▸ Set exercise
Answer with a single number: the count of lines that include the string "Mulheres".

▸ Data section
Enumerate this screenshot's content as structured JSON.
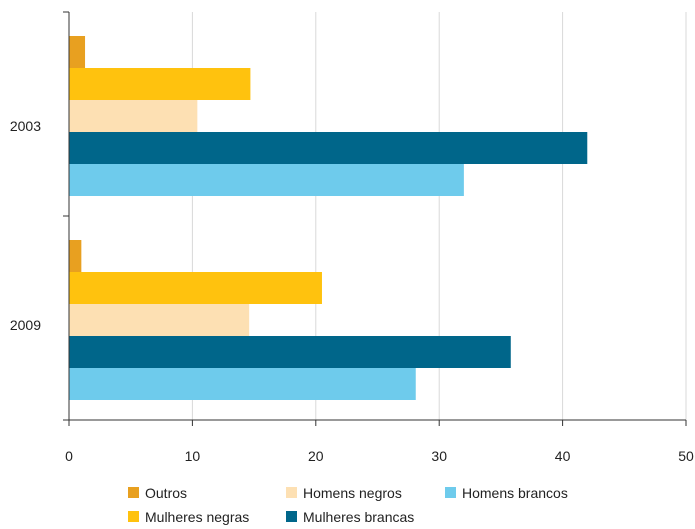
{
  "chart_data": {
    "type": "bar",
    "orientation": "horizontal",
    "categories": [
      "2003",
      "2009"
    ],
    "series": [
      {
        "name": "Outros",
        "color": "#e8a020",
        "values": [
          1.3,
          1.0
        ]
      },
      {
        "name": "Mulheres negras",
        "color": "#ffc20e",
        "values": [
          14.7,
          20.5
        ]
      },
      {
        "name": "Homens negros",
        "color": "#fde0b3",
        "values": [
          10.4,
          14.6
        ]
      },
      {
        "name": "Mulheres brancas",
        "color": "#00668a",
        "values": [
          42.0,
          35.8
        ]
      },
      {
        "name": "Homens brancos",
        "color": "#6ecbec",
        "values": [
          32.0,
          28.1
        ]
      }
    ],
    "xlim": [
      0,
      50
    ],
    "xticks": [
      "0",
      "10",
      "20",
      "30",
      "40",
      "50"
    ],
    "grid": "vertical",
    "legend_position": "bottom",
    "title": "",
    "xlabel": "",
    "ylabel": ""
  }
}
...
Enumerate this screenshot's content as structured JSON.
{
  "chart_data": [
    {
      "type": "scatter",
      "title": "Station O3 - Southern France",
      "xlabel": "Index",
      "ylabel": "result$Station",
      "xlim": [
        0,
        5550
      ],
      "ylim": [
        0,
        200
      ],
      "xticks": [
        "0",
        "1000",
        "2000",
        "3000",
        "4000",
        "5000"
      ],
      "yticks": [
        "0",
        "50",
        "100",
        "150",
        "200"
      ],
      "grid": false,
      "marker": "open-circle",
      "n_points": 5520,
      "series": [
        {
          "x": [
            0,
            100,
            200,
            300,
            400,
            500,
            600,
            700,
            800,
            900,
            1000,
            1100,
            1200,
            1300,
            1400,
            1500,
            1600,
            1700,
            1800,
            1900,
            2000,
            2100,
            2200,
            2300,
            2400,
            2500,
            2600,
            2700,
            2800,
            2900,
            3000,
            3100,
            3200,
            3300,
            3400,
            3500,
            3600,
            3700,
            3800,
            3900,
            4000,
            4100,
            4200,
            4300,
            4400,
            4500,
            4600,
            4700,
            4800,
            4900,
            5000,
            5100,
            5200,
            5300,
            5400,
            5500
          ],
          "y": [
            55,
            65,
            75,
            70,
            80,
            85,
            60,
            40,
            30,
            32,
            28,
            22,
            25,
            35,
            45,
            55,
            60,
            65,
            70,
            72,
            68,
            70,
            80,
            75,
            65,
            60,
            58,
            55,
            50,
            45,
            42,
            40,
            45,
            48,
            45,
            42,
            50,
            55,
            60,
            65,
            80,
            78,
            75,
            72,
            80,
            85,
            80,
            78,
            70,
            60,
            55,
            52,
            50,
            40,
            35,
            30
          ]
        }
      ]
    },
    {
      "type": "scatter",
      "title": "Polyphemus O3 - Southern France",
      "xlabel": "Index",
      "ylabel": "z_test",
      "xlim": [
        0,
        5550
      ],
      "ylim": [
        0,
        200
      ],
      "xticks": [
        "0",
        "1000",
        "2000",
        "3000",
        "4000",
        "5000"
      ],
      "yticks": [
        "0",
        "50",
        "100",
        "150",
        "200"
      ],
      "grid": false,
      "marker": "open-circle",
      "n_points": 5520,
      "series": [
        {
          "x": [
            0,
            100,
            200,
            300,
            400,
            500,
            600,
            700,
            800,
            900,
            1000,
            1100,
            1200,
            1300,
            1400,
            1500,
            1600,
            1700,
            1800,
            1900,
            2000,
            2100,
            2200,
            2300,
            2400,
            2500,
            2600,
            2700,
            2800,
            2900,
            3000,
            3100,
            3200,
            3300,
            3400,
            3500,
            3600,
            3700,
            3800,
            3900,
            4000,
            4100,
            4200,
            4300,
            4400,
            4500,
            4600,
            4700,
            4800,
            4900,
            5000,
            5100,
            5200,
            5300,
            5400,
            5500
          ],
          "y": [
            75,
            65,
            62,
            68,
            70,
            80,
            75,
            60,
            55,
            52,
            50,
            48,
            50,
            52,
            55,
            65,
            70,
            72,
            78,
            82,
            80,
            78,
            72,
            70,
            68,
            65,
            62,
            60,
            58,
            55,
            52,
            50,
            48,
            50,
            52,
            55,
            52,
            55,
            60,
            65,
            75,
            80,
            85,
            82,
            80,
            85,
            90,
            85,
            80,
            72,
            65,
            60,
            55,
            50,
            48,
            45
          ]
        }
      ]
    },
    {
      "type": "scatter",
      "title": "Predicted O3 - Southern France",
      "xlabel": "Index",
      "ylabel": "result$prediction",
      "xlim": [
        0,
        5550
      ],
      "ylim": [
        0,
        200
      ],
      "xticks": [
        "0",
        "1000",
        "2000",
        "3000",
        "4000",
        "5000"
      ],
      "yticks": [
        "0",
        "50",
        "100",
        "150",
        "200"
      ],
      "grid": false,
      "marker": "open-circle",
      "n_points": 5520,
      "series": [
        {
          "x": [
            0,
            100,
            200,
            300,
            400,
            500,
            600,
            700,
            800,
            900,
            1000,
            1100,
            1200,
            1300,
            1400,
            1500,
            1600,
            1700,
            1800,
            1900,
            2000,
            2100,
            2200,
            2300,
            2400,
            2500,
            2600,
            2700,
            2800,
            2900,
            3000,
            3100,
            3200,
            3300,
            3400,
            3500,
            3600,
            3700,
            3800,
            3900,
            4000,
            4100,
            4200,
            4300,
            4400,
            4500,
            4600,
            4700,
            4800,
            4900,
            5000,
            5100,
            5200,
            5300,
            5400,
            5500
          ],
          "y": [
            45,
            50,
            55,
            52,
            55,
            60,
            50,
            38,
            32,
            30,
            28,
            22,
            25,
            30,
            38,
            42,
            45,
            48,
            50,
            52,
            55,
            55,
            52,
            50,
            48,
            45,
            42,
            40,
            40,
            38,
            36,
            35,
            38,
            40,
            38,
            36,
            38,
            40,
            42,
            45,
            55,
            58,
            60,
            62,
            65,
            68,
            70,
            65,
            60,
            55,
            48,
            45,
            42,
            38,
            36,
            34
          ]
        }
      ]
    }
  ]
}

▸ Solved problem
2